Records for this task
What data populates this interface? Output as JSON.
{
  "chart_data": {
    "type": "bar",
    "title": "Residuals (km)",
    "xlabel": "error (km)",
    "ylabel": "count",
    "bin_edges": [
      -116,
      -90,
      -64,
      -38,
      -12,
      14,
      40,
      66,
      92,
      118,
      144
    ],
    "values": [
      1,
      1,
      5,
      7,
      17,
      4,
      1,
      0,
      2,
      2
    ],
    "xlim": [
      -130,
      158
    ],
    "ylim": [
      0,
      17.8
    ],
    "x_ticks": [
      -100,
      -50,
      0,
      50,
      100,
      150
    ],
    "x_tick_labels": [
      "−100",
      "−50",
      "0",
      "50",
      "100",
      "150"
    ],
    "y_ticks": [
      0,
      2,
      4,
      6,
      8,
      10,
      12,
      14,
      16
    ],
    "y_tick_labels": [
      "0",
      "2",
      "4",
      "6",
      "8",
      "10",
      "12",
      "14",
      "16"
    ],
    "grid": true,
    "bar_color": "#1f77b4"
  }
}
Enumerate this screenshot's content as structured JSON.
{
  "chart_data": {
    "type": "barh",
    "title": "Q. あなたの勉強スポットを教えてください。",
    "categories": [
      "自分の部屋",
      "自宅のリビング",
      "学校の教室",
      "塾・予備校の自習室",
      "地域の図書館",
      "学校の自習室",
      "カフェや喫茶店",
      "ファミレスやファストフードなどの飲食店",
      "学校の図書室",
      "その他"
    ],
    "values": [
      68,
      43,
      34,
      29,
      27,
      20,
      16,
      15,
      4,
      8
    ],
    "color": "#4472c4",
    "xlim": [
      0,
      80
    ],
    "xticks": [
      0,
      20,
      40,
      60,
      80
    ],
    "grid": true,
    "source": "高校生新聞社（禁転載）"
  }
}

Written problem
Extract the data in full. Keep it word for word.

In response
What data populates this interface? Output as JSON.
{
  "chart_data": {
    "type": "bar",
    "title": "Residuals (km)",
    "xlabel": "error (km)",
    "ylabel": "count",
    "bin_edges": [
      -116,
      -90,
      -64,
      -38,
      -12,
      14,
      40,
      66,
      92,
      118,
      144
    ],
    "values": [
      1,
      1,
      5,
      7,
      17,
      4,
      1,
      0,
      2,
      2
    ],
    "xlim": [
      -130,
      158
    ],
    "ylim": [
      0,
      17.8
    ],
    "x_ticks": [
      -100,
      -50,
      0,
      50,
      100,
      150
    ],
    "x_tick_labels": [
      "−100",
      "−50",
      "0",
      "50",
      "100",
      "150"
    ],
    "y_ticks": [
      0,
      2,
      4,
      6,
      8,
      10,
      12,
      14,
      16
    ],
    "y_tick_labels": [
      "0",
      "2",
      "4",
      "6",
      "8",
      "10",
      "12",
      "14",
      "16"
    ],
    "grid": true,
    "bar_color": "#1f77b4"
  }
}
Enumerate this screenshot's content as structured JSON.
{
  "chart_data": {
    "type": "barh",
    "title": "Q. あなたの勉強スポットを教えてください。",
    "categories": [
      "自分の部屋",
      "自宅のリビング",
      "学校の教室",
      "塾・予備校の自習室",
      "地域の図書館",
      "学校の自習室",
      "カフェや喫茶店",
      "ファミレスやファストフードなどの飲食店",
      "学校の図書室",
      "その他"
    ],
    "values": [
      68,
      43,
      34,
      29,
      27,
      20,
      16,
      15,
      4,
      8
    ],
    "color": "#4472c4",
    "xlim": [
      0,
      80
    ],
    "xticks": [
      0,
      20,
      40,
      60,
      80
    ],
    "grid": true,
    "source": "高校生新聞社（禁転載）"
  }
}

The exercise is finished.